Reproduce all of the material word for word.

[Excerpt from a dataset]
══════════
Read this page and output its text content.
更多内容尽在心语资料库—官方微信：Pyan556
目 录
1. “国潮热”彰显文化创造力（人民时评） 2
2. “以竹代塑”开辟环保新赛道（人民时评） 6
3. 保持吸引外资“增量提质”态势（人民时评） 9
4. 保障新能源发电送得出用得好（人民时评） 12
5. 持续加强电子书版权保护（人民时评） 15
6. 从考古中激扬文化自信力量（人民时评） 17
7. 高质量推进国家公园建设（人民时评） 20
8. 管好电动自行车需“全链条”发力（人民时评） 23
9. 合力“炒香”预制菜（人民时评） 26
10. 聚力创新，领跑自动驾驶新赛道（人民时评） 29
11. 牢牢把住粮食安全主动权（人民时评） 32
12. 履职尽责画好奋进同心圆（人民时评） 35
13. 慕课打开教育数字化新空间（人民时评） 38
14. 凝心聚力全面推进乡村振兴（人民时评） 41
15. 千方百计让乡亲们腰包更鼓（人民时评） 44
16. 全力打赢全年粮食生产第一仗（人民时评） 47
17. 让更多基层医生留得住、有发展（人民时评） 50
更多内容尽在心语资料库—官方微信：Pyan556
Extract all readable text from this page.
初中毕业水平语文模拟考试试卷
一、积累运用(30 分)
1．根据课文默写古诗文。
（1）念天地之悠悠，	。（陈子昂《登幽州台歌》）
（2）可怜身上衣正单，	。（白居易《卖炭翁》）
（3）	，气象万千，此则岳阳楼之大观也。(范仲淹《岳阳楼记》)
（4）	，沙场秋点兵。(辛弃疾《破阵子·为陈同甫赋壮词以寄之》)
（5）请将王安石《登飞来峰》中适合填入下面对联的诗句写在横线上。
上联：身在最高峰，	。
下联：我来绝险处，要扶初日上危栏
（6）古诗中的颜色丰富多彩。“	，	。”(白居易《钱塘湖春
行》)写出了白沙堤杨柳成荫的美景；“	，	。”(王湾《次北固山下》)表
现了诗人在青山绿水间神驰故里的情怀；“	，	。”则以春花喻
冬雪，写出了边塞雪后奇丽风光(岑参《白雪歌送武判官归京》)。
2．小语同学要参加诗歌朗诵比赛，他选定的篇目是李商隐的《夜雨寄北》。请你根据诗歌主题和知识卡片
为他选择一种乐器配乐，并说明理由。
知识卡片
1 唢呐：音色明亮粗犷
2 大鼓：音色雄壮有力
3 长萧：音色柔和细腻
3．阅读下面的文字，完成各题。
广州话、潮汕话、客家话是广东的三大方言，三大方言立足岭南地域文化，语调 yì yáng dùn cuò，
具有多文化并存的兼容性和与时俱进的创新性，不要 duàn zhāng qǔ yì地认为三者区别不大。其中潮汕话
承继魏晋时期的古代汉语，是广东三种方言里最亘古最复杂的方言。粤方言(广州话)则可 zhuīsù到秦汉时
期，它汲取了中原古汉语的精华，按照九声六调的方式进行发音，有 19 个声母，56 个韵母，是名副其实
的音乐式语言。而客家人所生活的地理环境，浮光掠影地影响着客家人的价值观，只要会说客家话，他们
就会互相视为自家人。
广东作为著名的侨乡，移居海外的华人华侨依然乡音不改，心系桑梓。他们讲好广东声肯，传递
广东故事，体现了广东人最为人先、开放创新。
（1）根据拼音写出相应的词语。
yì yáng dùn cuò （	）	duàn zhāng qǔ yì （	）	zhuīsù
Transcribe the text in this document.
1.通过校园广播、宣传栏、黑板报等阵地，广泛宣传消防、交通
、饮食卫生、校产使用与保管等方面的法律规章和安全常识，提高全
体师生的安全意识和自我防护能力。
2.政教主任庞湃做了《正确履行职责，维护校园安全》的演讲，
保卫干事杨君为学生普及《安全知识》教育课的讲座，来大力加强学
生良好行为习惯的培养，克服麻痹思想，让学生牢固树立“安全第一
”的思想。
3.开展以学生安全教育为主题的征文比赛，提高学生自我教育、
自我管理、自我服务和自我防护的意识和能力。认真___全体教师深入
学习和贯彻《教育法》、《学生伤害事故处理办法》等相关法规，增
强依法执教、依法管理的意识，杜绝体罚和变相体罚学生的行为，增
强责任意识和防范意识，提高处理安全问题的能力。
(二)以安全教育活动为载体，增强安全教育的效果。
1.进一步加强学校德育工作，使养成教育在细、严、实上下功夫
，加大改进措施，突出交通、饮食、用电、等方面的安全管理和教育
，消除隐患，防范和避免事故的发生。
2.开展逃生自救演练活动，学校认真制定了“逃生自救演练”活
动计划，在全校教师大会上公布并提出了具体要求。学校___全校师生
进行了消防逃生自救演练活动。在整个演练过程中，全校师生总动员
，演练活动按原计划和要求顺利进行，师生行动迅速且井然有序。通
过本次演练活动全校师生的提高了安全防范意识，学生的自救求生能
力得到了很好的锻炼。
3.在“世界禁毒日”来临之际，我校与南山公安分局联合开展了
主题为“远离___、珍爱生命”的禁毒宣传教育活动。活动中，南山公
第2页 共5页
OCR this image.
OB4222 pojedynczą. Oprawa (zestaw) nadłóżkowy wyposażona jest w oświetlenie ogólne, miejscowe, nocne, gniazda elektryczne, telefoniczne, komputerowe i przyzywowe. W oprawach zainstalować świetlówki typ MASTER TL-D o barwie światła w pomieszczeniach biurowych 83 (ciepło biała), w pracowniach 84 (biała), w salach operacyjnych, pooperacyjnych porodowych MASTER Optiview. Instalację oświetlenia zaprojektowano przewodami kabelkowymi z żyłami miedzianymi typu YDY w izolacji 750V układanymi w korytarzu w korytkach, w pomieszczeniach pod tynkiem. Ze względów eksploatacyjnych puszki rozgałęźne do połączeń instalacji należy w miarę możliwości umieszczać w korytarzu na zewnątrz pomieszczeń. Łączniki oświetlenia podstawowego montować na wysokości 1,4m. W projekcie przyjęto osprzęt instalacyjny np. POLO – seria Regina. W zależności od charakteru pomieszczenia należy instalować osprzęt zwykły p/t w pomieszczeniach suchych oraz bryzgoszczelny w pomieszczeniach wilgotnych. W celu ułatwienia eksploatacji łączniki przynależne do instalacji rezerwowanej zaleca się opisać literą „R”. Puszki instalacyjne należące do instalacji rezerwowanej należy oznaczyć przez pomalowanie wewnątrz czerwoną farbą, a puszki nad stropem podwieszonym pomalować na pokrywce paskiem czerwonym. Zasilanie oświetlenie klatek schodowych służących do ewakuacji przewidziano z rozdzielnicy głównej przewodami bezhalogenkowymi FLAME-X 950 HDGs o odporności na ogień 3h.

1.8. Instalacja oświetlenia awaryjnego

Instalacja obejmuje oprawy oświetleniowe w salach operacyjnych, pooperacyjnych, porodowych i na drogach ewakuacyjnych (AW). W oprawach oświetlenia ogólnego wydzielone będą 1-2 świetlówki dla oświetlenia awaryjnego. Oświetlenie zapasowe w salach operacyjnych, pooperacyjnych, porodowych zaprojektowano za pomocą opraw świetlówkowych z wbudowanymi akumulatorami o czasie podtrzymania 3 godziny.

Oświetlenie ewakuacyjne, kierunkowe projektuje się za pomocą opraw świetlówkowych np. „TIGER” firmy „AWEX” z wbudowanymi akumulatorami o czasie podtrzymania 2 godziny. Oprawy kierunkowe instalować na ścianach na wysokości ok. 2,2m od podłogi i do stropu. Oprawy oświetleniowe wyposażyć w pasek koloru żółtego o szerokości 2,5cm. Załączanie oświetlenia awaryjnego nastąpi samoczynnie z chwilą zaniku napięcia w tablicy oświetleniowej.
══════════
(Final answer)
Read this page and output its text content.
更多内容尽在心语资料库—官方微信：Pyan556
目 录
1. “国潮热”彰显文化创造力（人民时评） 2
2. “以竹代塑”开辟环保新赛道（人民时评） 6
3. 保持吸引外资“增量提质”态势（人民时评） 9
4. 保障新能源发电送得出用得好（人民时评） 12
5. 持续加强电子书版权保护（人民时评） 15
6. 从考古中激扬文化自信力量（人民时评） 17
7. 高质量推进国家公园建设（人民时评） 20
8. 管好电动自行车需“全链条”发力（人民时评） 23
9. 合力“炒香”预制菜（人民时评） 26
10. 聚力创新，领跑自动驾驶新赛道（人民时评） 29
11. 牢牢把住粮食安全主动权（人民时评） 32
12. 履职尽责画好奋进同心圆（人民时评） 35
13. 慕课打开教育数字化新空间（人民时评） 38
14. 凝心聚力全面推进乡村振兴（人民时评） 41
15. 千方百计让乡亲们腰包更鼓（人民时评） 44
16. 全力打赢全年粮食生产第一仗（人民时评） 47
17. 让更多基层医生留得住、有发展（人民时评） 50
更多内容尽在心语资料库—官方微信：Pyan556
Extract all readable text from this page.
初中毕业水平语文模拟考试试卷
一、积累运用(30 分)
1．根据课文默写古诗文。
（1）念天地之悠悠，	。（陈子昂《登幽州台歌》）
（2）可怜身上衣正单，	。（白居易《卖炭翁》）
（3）	，气象万千，此则岳阳楼之大观也。(范仲淹《岳阳楼记》)
（4）	，沙场秋点兵。(辛弃疾《破阵子·为陈同甫赋壮词以寄之》)
（5）请将王安石《登飞来峰》中适合填入下面对联的诗句写在横线上。
上联：身在最高峰，	。
下联：我来绝险处，要扶初日上危栏
（6）古诗中的颜色丰富多彩。“	，	。”(白居易《钱塘湖春
行》)写出了白沙堤杨柳成荫的美景；“	，	。”(王湾《次北固山下》)表
现了诗人在青山绿水间神驰故里的情怀；“	，	。”则以春花喻
冬雪，写出了边塞雪后奇丽风光(岑参《白雪歌送武判官归京》)。
2．小语同学要参加诗歌朗诵比赛，他选定的篇目是李商隐的《夜雨寄北》。请你根据诗歌主题和知识卡片
为他选择一种乐器配乐，并说明理由。
知识卡片
1 唢呐：音色明亮粗犷
2 大鼓：音色雄壮有力
3 长萧：音色柔和细腻
3．阅读下面的文字，完成各题。
广州话、潮汕话、客家话是广东的三大方言，三大方言立足岭南地域文化，语调 yì yáng dùn cuò，
具有多文化并存的兼容性和与时俱进的创新性，不要 duàn zhāng qǔ yì地认为三者区别不大。其中潮汕话
承继魏晋时期的古代汉语，是广东三种方言里最亘古最复杂的方言。粤方言(广州话)则可 zhuīsù到秦汉时
期，它汲取了中原古汉语的精华，按照九声六调的方式进行发音，有 19 个声母，56 个韵母，是名副其实
的音乐式语言。而客家人所生活的地理环境，浮光掠影地影响着客家人的价值观，只要会说客家话，他们
就会互相视为自家人。
广东作为著名的侨乡，移居海外的华人华侨依然乡音不改，心系桑梓。他们讲好广东声肯，传递
广东故事，体现了广东人最为人先、开放创新。
（1）根据拼音写出相应的词语。
yì yáng dùn cuò （	）	duàn zhāng qǔ yì （	）	zhuīsù
Transcribe the text in this document.
1.通过校园广播、宣传栏、黑板报等阵地，广泛宣传消防、交通
、饮食卫生、校产使用与保管等方面的法律规章和安全常识，提高全
体师生的安全意识和自我防护能力。
2.政教主任庞湃做了《正确履行职责，维护校园安全》的演讲，
保卫干事杨君为学生普及《安全知识》教育课的讲座，来大力加强学
生良好行为习惯的培养，克服麻痹思想，让学生牢固树立“安全第一
”的思想。
3.开展以学生安全教育为主题的征文比赛，提高学生自我教育、
自我管理、自我服务和自我防护的意识和能力。认真___全体教师深入
学习和贯彻《教育法》、《学生伤害事故处理办法》等相关法规，增
强依法执教、依法管理的意识，杜绝体罚和变相体罚学生的行为，增
强责任意识和防范意识，提高处理安全问题的能力。
(二)以安全教育活动为载体，增强安全教育的效果。
1.进一步加强学校德育工作，使养成教育在细、严、实上下功夫
，加大改进措施，突出交通、饮食、用电、等方面的安全管理和教育
，消除隐患，防范和避免事故的发生。
2.开展逃生自救演练活动，学校认真制定了“逃生自救演练”活
动计划，在全校教师大会上公布并提出了具体要求。学校___全校师生
进行了消防逃生自救演练活动。在整个演练过程中，全校师生总动员
，演练活动按原计划和要求顺利进行，师生行动迅速且井然有序。通
过本次演练活动全校师生的提高了安全防范意识，学生的自救求生能
力得到了很好的锻炼。
3.在“世界禁毒日”来临之际，我校与南山公安分局联合开展了
主题为“远离___、珍爱生命”的禁毒宣传教育活动。活动中，南山公
第2页 共5页
OCR this image.
OB4222 pojedynczą. Oprawa (zestaw) nadłóżkowy wyposażona jest w oświetlenie ogólne, miejscowe, nocne, gniazda elektryczne, telefoniczne, komputerowe i przyzywowe. W oprawach zainstalować świetlówki typ MASTER TL-D o barwie światła w pomieszczeniach biurowych 83 (ciepło biała), w pracowniach 84 (biała), w salach operacyjnych, pooperacyjnych porodowych MASTER Optiview. Instalację oświetlenia zaprojektowano przewodami kabelkowymi z żyłami miedzianymi typu YDY w izolacji 750V układanymi w korytarzu w korytkach, w pomieszczeniach pod tynkiem. Ze względów eksploatacyjnych puszki rozgałęźne do połączeń instalacji należy w miarę możliwości umieszczać w korytarzu na zewnątrz pomieszczeń. Łączniki oświetlenia podstawowego montować na wysokości 1,4m. W projekcie przyjęto osprzęt instalacyjny np. POLO – seria Regina. W zależności od charakteru pomieszczenia należy instalować osprzęt zwykły p/t w pomieszczeniach suchych oraz bryzgoszczelny w pomieszczeniach wilgotnych. W celu ułatwienia eksploatacji łączniki przynależne do instalacji rezerwowanej zaleca się opisać literą „R”. Puszki instalacyjne należące do instalacji rezerwowanej należy oznaczyć przez pomalowanie wewnątrz czerwoną farbą, a puszki nad stropem podwieszonym pomalować na pokrywce paskiem czerwonym. Zasilanie oświetlenie klatek schodowych służących do ewakuacji przewidziano z rozdzielnicy głównej przewodami bezhalogenkowymi FLAME-X 950 HDGs o odporności na ogień 3h.

1.8. Instalacja oświetlenia awaryjnego

Instalacja obejmuje oprawy oświetleniowe w salach operacyjnych, pooperacyjnych, porodowych i na drogach ewakuacyjnych (AW). W oprawach oświetlenia ogólnego wydzielone będą 1-2 świetlówki dla oświetlenia awaryjnego. Oświetlenie zapasowe w salach operacyjnych, pooperacyjnych, porodowych zaprojektowano za pomocą opraw świetlówkowych z wbudowanymi akumulatorami o czasie podtrzymania 3 godziny.

Oświetlenie ewakuacyjne, kierunkowe projektuje się za pomocą opraw świetlówkowych np. „TIGER” firmy „AWEX” z wbudowanymi akumulatorami o czasie podtrzymania 2 godziny. Oprawy kierunkowe instalować na ścianach na wysokości ok. 2,2m od podłogi i do stropu. Oprawy oświetleniowe wyposażyć w pasek koloru żółtego o szerokości 2,5cm. Załączanie oświetlenia awaryjnego nastąpi samoczynnie z chwilą zaniku napięcia w tablicy oświetleniowej.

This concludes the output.